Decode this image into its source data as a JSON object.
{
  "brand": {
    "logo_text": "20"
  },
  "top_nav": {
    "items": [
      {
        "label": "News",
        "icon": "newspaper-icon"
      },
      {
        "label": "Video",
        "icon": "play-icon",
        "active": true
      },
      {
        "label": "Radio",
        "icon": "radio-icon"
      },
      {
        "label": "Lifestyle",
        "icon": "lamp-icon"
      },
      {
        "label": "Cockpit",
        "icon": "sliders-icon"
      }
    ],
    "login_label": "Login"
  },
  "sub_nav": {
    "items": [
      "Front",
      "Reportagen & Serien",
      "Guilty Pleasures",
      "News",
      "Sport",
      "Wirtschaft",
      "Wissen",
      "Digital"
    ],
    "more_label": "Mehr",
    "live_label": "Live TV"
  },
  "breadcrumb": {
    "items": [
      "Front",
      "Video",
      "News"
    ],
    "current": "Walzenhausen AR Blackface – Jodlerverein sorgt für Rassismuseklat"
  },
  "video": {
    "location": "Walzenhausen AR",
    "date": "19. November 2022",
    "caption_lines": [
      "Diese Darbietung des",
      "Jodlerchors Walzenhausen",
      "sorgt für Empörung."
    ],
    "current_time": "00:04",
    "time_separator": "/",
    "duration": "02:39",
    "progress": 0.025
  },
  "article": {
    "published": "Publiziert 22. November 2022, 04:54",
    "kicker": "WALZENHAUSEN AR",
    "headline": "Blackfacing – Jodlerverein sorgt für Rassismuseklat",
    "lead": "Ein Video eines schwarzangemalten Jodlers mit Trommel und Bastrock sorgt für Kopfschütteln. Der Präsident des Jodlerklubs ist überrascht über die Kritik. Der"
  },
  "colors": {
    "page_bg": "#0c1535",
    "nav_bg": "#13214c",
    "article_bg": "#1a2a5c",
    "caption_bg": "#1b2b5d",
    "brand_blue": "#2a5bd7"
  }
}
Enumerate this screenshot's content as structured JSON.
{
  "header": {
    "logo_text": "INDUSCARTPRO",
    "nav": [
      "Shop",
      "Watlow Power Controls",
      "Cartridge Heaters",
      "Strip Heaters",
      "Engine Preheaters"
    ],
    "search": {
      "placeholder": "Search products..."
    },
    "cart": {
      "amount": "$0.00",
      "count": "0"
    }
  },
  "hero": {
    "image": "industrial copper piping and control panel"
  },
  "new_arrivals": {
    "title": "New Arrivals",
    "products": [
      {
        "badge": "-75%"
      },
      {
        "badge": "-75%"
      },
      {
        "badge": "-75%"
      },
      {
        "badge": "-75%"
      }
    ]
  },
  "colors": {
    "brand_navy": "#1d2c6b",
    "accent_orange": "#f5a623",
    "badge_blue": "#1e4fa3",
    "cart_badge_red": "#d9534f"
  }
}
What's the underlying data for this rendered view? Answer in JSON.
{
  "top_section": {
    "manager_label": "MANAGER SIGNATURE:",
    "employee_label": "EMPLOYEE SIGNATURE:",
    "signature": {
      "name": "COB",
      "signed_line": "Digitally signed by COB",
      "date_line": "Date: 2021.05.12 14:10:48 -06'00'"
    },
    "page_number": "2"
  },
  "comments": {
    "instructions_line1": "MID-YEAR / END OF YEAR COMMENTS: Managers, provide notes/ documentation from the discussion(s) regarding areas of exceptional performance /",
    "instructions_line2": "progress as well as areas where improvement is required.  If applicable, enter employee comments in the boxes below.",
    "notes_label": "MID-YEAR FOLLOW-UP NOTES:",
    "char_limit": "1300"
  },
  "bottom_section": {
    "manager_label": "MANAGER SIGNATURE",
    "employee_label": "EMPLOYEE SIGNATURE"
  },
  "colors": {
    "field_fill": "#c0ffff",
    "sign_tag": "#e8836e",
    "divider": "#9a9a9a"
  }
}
++++++++
Required task
Give again only the lines starting at the one that contains "Enumerate this screenshot's" and running to the end of the data.

Solution
Enumerate this screenshot's content as structured JSON.
{
  "header": {
    "logo_text": "INDUSCARTPRO",
    "nav": [
      "Shop",
      "Watlow Power Controls",
      "Cartridge Heaters",
      "Strip Heaters",
      "Engine Preheaters"
    ],
    "search": {
      "placeholder": "Search products..."
    },
    "cart": {
      "amount": "$0.00",
      "count": "0"
    }
  },
  "hero": {
    "image": "industrial copper piping and control panel"
  },
  "new_arrivals": {
    "title": "New Arrivals",
    "products": [
      {
        "badge": "-75%"
      },
      {
        "badge": "-75%"
      },
      {
        "badge": "-75%"
      },
      {
        "badge": "-75%"
      }
    ]
  },
  "colors": {
    "brand_navy": "#1d2c6b",
    "accent_orange": "#f5a623",
    "badge_blue": "#1e4fa3",
    "cart_badge_red": "#d9534f"
  }
}
What's the underlying data for this rendered view? Answer in JSON.
{
  "top_section": {
    "manager_label": "MANAGER SIGNATURE:",
    "employee_label": "EMPLOYEE SIGNATURE:",
    "signature": {
      "name": "COB",
      "signed_line": "Digitally signed by COB",
      "date_line": "Date: 2021.05.12 14:10:48 -06'00'"
    },
    "page_number": "2"
  },
  "comments": {
    "instructions_line1": "MID-YEAR / END OF YEAR COMMENTS: Managers, provide notes/ documentation from the discussion(s) regarding areas of exceptional performance /",
    "instructions_line2": "progress as well as areas where improvement is required.  If applicable, enter employee comments in the boxes below.",
    "notes_label": "MID-YEAR FOLLOW-UP NOTES:",
    "char_limit": "1300"
  },
  "bottom_section": {
    "manager_label": "MANAGER SIGNATURE",
    "employee_label": "EMPLOYEE SIGNATURE"
  },
  "colors": {
    "field_fill": "#c0ffff",
    "sign_tag": "#e8836e",
    "divider": "#9a9a9a"
  }
}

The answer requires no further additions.